▶ [Data excerpts]
— BEGIN —
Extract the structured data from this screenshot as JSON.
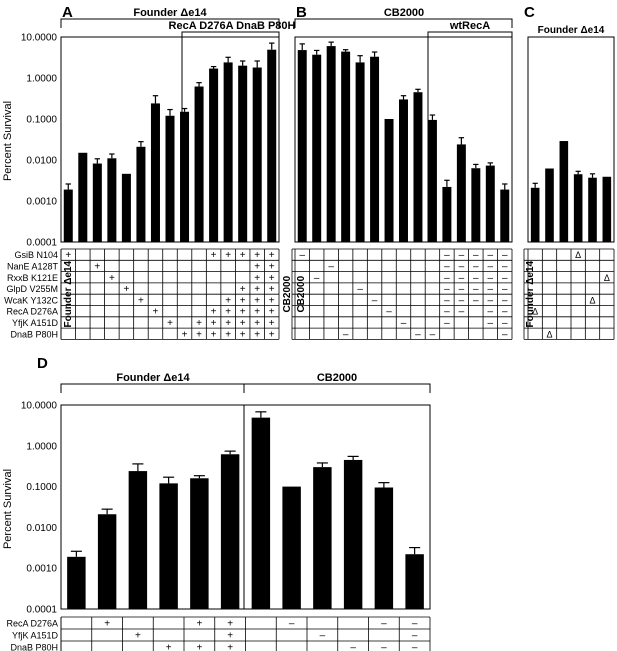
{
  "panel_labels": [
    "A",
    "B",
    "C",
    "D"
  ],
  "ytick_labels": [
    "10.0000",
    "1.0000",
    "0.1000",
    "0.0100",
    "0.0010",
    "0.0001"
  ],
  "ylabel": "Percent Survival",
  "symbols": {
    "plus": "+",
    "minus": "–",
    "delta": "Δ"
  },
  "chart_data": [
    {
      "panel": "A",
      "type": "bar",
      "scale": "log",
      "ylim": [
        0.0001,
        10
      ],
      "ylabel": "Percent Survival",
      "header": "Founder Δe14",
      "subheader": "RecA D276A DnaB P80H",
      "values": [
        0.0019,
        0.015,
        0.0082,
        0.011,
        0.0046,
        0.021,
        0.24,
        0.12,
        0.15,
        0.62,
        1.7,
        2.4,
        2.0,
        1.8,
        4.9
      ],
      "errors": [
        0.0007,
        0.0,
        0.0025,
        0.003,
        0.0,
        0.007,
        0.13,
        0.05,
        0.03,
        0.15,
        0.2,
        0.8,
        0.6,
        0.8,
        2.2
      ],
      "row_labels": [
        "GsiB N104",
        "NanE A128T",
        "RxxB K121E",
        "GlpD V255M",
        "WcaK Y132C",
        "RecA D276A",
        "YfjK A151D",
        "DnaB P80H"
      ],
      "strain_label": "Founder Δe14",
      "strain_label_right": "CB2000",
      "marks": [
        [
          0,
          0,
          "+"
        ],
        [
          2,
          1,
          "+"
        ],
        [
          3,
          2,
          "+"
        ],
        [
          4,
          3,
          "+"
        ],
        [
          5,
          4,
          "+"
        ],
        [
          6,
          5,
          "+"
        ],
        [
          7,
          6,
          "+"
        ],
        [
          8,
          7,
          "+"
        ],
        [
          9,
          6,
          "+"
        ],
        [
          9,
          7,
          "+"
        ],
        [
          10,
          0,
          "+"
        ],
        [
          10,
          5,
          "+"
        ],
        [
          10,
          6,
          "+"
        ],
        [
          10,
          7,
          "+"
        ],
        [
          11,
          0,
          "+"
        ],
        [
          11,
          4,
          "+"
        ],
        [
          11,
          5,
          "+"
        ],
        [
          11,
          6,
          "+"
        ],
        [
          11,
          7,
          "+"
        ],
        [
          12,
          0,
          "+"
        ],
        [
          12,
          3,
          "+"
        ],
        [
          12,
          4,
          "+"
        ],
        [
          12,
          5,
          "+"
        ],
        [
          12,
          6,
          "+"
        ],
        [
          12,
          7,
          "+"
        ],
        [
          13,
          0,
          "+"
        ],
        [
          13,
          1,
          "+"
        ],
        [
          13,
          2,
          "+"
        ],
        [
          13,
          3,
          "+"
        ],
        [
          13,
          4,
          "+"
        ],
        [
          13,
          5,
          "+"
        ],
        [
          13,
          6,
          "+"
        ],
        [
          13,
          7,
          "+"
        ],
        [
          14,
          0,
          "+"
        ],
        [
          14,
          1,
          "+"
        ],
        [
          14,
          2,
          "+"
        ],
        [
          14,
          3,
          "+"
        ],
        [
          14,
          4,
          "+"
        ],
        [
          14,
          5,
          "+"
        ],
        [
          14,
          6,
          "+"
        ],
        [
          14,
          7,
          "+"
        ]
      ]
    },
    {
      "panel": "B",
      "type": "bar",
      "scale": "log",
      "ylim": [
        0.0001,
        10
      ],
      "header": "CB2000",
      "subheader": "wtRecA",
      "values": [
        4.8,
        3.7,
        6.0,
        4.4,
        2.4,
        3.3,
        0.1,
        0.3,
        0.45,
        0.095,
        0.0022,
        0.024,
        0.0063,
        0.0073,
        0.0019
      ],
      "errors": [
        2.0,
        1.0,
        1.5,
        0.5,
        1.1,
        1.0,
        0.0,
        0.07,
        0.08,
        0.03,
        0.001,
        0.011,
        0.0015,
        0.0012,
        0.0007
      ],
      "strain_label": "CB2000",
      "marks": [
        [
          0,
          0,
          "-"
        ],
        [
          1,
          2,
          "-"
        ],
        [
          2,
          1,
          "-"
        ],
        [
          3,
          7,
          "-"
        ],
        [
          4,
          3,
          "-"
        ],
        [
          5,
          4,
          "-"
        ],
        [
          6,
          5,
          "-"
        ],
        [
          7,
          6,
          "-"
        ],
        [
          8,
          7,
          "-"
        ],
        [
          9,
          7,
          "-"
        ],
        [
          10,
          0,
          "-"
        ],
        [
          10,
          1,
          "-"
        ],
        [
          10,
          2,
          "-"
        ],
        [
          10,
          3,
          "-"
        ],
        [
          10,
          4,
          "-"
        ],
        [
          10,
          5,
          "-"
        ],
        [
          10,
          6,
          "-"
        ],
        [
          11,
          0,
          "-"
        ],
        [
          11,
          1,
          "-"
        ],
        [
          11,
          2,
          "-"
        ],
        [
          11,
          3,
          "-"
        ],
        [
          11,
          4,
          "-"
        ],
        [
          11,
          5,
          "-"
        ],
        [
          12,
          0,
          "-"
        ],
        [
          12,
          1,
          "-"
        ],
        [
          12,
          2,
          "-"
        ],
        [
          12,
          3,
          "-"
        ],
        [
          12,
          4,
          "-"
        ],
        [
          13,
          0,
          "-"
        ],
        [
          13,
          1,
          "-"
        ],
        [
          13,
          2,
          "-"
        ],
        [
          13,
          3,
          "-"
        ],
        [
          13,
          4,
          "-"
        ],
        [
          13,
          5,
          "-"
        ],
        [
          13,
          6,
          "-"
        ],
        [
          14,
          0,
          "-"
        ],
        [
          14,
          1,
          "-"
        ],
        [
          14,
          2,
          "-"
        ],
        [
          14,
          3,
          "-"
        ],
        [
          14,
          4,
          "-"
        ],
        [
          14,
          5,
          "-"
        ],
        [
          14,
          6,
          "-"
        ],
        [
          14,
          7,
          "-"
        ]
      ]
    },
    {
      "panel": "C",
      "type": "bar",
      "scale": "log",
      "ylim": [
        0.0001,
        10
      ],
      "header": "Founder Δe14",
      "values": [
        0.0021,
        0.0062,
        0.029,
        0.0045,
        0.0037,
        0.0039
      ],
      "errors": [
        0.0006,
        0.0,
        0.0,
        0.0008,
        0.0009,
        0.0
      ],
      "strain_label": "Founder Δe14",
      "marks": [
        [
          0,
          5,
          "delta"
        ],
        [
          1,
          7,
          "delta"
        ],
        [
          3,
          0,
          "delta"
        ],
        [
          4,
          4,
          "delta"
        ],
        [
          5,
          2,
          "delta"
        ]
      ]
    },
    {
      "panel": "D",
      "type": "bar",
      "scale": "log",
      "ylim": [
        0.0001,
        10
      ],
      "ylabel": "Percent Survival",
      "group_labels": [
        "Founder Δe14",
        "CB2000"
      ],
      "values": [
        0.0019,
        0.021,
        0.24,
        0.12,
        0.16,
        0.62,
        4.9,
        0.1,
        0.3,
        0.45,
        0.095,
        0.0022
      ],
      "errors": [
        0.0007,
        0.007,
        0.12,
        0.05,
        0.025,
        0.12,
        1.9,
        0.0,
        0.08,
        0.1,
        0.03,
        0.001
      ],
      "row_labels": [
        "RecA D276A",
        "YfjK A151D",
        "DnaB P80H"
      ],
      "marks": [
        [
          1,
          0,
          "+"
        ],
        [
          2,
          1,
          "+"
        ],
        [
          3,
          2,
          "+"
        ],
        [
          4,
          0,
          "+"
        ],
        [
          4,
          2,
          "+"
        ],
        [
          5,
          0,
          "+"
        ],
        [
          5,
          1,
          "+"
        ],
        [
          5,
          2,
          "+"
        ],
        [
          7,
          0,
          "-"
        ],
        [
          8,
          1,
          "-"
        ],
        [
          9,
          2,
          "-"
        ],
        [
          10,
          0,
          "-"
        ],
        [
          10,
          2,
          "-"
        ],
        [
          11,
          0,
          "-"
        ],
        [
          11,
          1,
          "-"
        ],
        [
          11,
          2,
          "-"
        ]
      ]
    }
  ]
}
— END —
▶ [Exercise details] Collect each line of the entries that has the word "subheader", copying it in full.

▶ [Exercise solution]
      "subheader": "RecA D276A DnaB P80H",
      "subheader": "wtRecA",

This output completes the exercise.